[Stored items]
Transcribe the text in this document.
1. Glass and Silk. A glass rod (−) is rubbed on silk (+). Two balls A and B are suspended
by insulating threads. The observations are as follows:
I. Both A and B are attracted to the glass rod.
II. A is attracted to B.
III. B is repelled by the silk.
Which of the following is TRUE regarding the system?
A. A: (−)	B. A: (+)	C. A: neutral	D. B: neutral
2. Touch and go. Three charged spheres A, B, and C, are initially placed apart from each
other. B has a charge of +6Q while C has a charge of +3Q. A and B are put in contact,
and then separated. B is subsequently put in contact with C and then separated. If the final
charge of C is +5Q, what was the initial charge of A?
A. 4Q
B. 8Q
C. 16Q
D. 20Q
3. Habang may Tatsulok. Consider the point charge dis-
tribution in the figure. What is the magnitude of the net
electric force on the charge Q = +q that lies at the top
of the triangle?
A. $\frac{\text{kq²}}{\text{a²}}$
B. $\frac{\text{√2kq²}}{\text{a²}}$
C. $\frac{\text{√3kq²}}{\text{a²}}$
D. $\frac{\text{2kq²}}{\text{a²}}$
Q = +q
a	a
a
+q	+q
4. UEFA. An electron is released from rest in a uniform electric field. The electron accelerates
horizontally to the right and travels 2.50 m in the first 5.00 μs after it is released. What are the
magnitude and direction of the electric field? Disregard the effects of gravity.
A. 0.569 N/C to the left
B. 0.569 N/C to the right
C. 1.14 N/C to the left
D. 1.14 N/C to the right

● EXERCISE TASK
Copy out all lines from the material above that contain the string "field".

● THE COMPLETED TASK
4. UEFA. An electron is released from rest in a uniform electric field. The electron accelerates
magnitude and direction of the electric field? Disregard the effects of gravity.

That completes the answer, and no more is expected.